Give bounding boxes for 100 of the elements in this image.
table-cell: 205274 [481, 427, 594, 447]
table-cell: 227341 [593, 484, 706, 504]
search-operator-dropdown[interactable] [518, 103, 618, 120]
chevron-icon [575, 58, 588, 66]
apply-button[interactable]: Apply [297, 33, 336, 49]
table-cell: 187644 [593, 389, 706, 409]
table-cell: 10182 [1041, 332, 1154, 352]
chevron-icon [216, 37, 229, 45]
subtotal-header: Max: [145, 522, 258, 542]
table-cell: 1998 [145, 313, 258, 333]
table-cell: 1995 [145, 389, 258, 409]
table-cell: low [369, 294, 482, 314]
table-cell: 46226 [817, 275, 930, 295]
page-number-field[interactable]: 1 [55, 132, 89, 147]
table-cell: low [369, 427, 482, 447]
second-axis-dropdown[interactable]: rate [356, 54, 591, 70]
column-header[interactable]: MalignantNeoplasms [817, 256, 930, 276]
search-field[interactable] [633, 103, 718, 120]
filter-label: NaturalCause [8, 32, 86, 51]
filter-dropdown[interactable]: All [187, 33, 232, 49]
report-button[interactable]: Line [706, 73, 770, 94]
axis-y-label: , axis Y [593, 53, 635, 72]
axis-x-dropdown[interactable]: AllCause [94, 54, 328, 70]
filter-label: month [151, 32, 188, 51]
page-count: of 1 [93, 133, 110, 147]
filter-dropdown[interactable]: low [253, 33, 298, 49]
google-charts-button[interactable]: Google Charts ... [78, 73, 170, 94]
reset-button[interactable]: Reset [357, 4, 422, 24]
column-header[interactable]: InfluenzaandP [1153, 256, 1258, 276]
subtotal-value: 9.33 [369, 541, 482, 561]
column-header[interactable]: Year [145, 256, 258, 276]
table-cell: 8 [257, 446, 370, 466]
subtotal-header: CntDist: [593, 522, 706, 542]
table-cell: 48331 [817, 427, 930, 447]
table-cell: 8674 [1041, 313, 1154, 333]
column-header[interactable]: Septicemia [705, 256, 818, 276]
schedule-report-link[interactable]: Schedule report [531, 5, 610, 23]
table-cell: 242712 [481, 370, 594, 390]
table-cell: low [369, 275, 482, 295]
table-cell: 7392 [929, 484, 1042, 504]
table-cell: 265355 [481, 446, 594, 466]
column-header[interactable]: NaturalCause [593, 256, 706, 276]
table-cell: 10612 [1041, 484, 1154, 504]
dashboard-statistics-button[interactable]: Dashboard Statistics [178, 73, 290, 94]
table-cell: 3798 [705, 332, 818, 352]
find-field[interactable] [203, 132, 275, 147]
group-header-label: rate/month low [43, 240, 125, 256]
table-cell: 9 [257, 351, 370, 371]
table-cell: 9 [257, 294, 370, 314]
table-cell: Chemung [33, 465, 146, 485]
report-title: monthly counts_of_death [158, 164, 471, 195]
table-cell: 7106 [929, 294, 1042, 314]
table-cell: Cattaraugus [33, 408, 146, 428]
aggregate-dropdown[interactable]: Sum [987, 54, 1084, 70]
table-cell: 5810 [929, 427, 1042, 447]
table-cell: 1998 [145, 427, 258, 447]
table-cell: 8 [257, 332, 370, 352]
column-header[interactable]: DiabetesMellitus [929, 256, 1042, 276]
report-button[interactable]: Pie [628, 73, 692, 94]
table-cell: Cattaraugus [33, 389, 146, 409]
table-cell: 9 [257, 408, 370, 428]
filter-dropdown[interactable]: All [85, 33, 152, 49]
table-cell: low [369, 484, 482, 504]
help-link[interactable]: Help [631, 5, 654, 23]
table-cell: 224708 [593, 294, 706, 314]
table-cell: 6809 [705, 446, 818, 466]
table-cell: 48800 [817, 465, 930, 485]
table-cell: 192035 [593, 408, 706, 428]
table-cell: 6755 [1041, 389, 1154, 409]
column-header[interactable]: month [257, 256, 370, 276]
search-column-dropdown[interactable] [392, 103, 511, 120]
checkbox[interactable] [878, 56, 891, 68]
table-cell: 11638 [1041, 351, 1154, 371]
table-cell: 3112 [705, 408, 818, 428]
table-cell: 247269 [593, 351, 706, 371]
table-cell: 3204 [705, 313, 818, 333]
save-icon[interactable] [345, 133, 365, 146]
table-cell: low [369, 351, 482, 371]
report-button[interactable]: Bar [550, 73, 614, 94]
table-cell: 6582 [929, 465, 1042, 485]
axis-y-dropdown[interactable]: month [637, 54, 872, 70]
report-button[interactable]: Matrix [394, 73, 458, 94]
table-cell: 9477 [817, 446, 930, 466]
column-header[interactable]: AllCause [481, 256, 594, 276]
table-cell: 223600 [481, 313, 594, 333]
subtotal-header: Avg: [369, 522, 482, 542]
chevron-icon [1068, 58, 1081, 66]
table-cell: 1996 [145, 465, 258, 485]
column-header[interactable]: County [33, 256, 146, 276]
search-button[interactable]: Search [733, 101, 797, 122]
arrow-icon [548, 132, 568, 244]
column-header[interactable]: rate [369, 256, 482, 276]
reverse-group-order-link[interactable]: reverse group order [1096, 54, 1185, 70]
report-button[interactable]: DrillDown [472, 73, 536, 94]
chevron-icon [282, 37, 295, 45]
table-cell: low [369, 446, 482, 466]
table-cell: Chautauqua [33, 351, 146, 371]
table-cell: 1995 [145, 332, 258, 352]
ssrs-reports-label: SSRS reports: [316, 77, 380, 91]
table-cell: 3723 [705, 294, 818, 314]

**Your task**
Please give the rows above as a Markdown table with two columns, Number and Content, pairing each line's number with the line itself and leaving out blank lines.

**Task output**
| Number | Content |
|---|---|
| 1 | Give bounding boxes for 100 of the elements in this image. |
| 2 | table-cell: 205274 [481, 427, 594, 447] |
| 3 | table-cell: 227341 [593, 484, 706, 504] |
| 4 | search-operator-dropdown[interactable] [518, 103, 618, 120] |
| 5 | chevron-icon [575, 58, 588, 66] |
| 6 | apply-button[interactable]: Apply [297, 33, 336, 49] |
| 7 | table-cell: 187644 [593, 389, 706, 409] |
| 8 | table-cell: 10182 [1041, 332, 1154, 352] |
| 9 | chevron-icon [216, 37, 229, 45] |
| 10 | subtotal-header: Max: [145, 522, 258, 542] |
| 11 | table-cell: 1998 [145, 313, 258, 333] |
| 12 | table-cell: 1995 [145, 389, 258, 409] |
| 13 | table-cell: low [369, 294, 482, 314] |
| 14 | table-cell: 46226 [817, 275, 930, 295] |
| 15 | page-number-field[interactable]: 1 [55, 132, 89, 147] |
| 16 | table-cell: low [369, 427, 482, 447] |
| 17 | second-axis-dropdown[interactable]: rate [356, 54, 591, 70] |
| 18 | column-header[interactable]: MalignantNeoplasms [817, 256, 930, 276] |
| 19 | search-field[interactable] [633, 103, 718, 120] |
| 20 | filter-label: NaturalCause [8, 32, 86, 51] |
| 21 | filter-dropdown[interactable]: All [187, 33, 232, 49] |
| 22 | report-button[interactable]: Line [706, 73, 770, 94] |
| 23 | axis-y-label: , axis Y [593, 53, 635, 72] |
| 24 | axis-x-dropdown[interactable]: AllCause [94, 54, 328, 70] |
| 25 | filter-label: month [151, 32, 188, 51] |
| 26 | page-count: of 1 [93, 133, 110, 147] |
| 27 | filter-dropdown[interactable]: low [253, 33, 298, 49] |
| 28 | google-charts-button[interactable]: Google Charts ... [78, 73, 170, 94] |
| 29 | reset-button[interactable]: Reset [357, 4, 422, 24] |
| 30 | column-header[interactable]: InfluenzaandP [1153, 256, 1258, 276] |
| 31 | subtotal-value: 9.33 [369, 541, 482, 561] |
| 32 | column-header[interactable]: Year [145, 256, 258, 276] |
| 33 | table-cell: 8 [257, 446, 370, 466] |
| 34 | subtotal-header: CntDist: [593, 522, 706, 542] |
| 35 | table-cell: 48331 [817, 427, 930, 447] |
| 36 | table-cell: 8674 [1041, 313, 1154, 333] |
| 37 | column-header[interactable]: Septicemia [705, 256, 818, 276] |
| 38 | schedule-report-link[interactable]: Schedule report [531, 5, 610, 23] |
| 39 | table-cell: 242712 [481, 370, 594, 390] |
| 40 | table-cell: low [369, 275, 482, 295] |
| 41 | table-cell: 7392 [929, 484, 1042, 504] |
| 42 | table-cell: 265355 [481, 446, 594, 466] |
| 43 | column-header[interactable]: NaturalCause [593, 256, 706, 276] |
| 44 | table-cell: 10612 [1041, 484, 1154, 504] |
| 45 | dashboard-statistics-button[interactable]: Dashboard Statistics [178, 73, 290, 94] |
| 46 | table-cell: 3798 [705, 332, 818, 352] |
| 47 | find-field[interactable] [203, 132, 275, 147] |
| 48 | group-header-label: rate/month low [43, 240, 125, 256] |
| 49 | table-cell: 9 [257, 351, 370, 371] |
| 50 | table-cell: 9 [257, 294, 370, 314] |
| 51 | table-cell: Chemung [33, 465, 146, 485] |
| 52 | report-title: monthly counts_of_death [158, 164, 471, 195] |
| 53 | table-cell: 7106 [929, 294, 1042, 314] |
| 54 | table-cell: Cattaraugus [33, 408, 146, 428] |
| 55 | aggregate-dropdown[interactable]: Sum [987, 54, 1084, 70] |
| 56 | table-cell: 5810 [929, 427, 1042, 447] |
| 57 | table-cell: 1998 [145, 427, 258, 447] |
| 58 | table-cell: 8 [257, 332, 370, 352] |
| 59 | column-header[interactable]: DiabetesMellitus [929, 256, 1042, 276] |
| 60 | report-button[interactable]: Pie [628, 73, 692, 94] |
| 61 | table-cell: Cattaraugus [33, 389, 146, 409] |
| 62 | table-cell: 9 [257, 408, 370, 428] |
| 63 | filter-dropdown[interactable]: All [85, 33, 152, 49] |
| 64 | table-cell: low [369, 484, 482, 504] |
| 65 | help-link[interactable]: Help [631, 5, 654, 23] |
| 66 | table-cell: 224708 [593, 294, 706, 314] |
| 67 | table-cell: 6809 [705, 446, 818, 466] |
| 68 | table-cell: 48800 [817, 465, 930, 485] |
| 69 | table-cell: 192035 [593, 408, 706, 428] |
| 70 | table-cell: 6755 [1041, 389, 1154, 409] |
| 71 | column-header[interactable]: month [257, 256, 370, 276] |
| 72 | search-column-dropdown[interactable] [392, 103, 511, 120] |
| 73 | checkbox[interactable] [878, 56, 891, 68] |
| 74 | table-cell: 11638 [1041, 351, 1154, 371] |
| 75 | table-cell: 3112 [705, 408, 818, 428] |
| 76 | table-cell: 247269 [593, 351, 706, 371] |
| 77 | table-cell: 3204 [705, 313, 818, 333] |
| 78 | save-icon[interactable] [345, 133, 365, 146] |
| 79 | table-cell: low [369, 351, 482, 371] |
| 80 | report-button[interactable]: Bar [550, 73, 614, 94] |
| 81 | table-cell: 6582 [929, 465, 1042, 485] |
| 82 | axis-y-dropdown[interactable]: month [637, 54, 872, 70] |
| 83 | report-button[interactable]: Matrix [394, 73, 458, 94] |
| 84 | table-cell: 9477 [817, 446, 930, 466] |
| 85 | column-header[interactable]: AllCause [481, 256, 594, 276] |
| 86 | table-cell: 223600 [481, 313, 594, 333] |
| 87 | subtotal-header: Avg: [369, 522, 482, 542] |
| 88 | chevron-icon [1068, 58, 1081, 66] |
| 89 | table-cell: 1996 [145, 465, 258, 485] |
| 90 | column-header[interactable]: County [33, 256, 146, 276] |
| 91 | search-button[interactable]: Search [733, 101, 797, 122] |
| 92 | arrow-icon [548, 132, 568, 244] |
| 93 | column-header[interactable]: rate [369, 256, 482, 276] |
| 94 | reverse-group-order-link[interactable]: reverse group order [1096, 54, 1185, 70] |
| 95 | report-button[interactable]: DrillDown [472, 73, 536, 94] |
| 96 | chevron-icon [282, 37, 295, 45] |
| 97 | table-cell: low [369, 446, 482, 466] |
| 98 | table-cell: Chautauqua [33, 351, 146, 371] |
| 99 | table-cell: 1995 [145, 332, 258, 352] |
| 100 | ssrs-reports-label: SSRS reports: [316, 77, 380, 91] |
| 101 | table-cell: 3723 [705, 294, 818, 314] |